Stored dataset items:
● ● ● ●
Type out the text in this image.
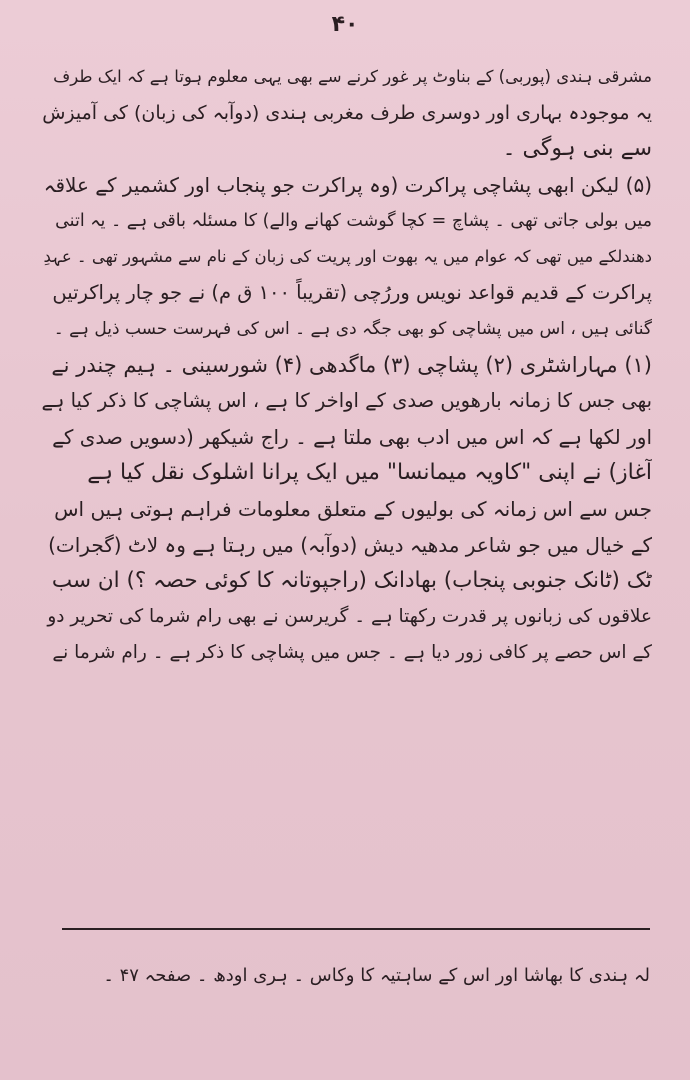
۴۰
مشرقی ہندی (پوربی) کے بناوٹ پر غور کرنے سے بھی یہی معلوم ہوتا ہے کہ ایک طرف
یہ موجودہ بہاری اور دوسری طرف مغربی ہندی (دوآبہ کی زبان) کی آمیزش
سے بنی ہوگی ۔
(۵) لیکن ابھی پشاچی پراکرت (وہ پراکرت جو پنجاب اور کشمیر کے علاقہ
میں بولی جاتی تھی ۔ پشاچ = کچا گوشت کھانے والے) کا مسئلہ باقی ہے ۔ یہ اتنی
دھندلکے میں تھی کہ عوام میں یہ بھوت اور پریت کی زبان کے نام سے مشہور تھی ۔ عہدِ
پراکرت کے قدیم قواعد نویس وررُچی (تقریباً ۱۰۰ ق م) نے جو چار پراکرتیں
گنائی ہیں ، اس میں پشاچی کو بھی جگہ دی ہے ۔ اس کی فہرست حسب ذیل ہے ۔
(۱) مہاراشٹری (۲) پشاچی (۳) ماگدھی (۴) شورسینی ۔ ہیم چندر نے
بھی جس کا زمانہ بارھویں صدی کے اواخر کا ہے ، اس پشاچی کا ذکر کیا ہے
اور لکھا ہے کہ اس میں ادب بھی ملتا ہے ۔ راج شیکھر (دسویں صدی کے
آغاز) نے اپنی "کاویہ میمانسا" میں ایک پرانا اشلوک نقل کیا ہے
جس سے اس زمانہ کی بولیوں کے متعلق معلومات فراہم ہوتی ہیں اس
کے خیال میں جو شاعر مدھیہ دیش (دوآبہ) میں رہتا ہے وہ لاٹ (گجرات)
ٹک (ٹانک جنوبی پنجاب) بھادانک (راجپوتانہ کا کوئی حصہ ؟) ان سب
علاقوں کی زبانوں پر قدرت رکھتا ہے ۔ گریرسن نے بھی رام شرما کی تحریر دو
کے اس حصے پر کافی زور دیا ہے ۔ جس میں پشاچی کا ذکر ہے ۔ رام شرما نے
لہ ہندی کا بھاشا اور اس کے ساہتیہ کا وکاس ۔ ہری اودھ ۔ صفحہ ۴۷ ۔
● ● ● ●
> TASK STATEMENT
Set out every line from the material that contains the string "پراکرت".

> ANSWER TO THIS PROBLEM
(۵) لیکن ابھی پشاچی پراکرت (وہ پراکرت جو پنجاب اور کشمیر کے علاقہ
پراکرت کے قدیم قواعد نویس وررُچی (تقریباً ۱۰۰ ق م) نے جو چار پراکرتیں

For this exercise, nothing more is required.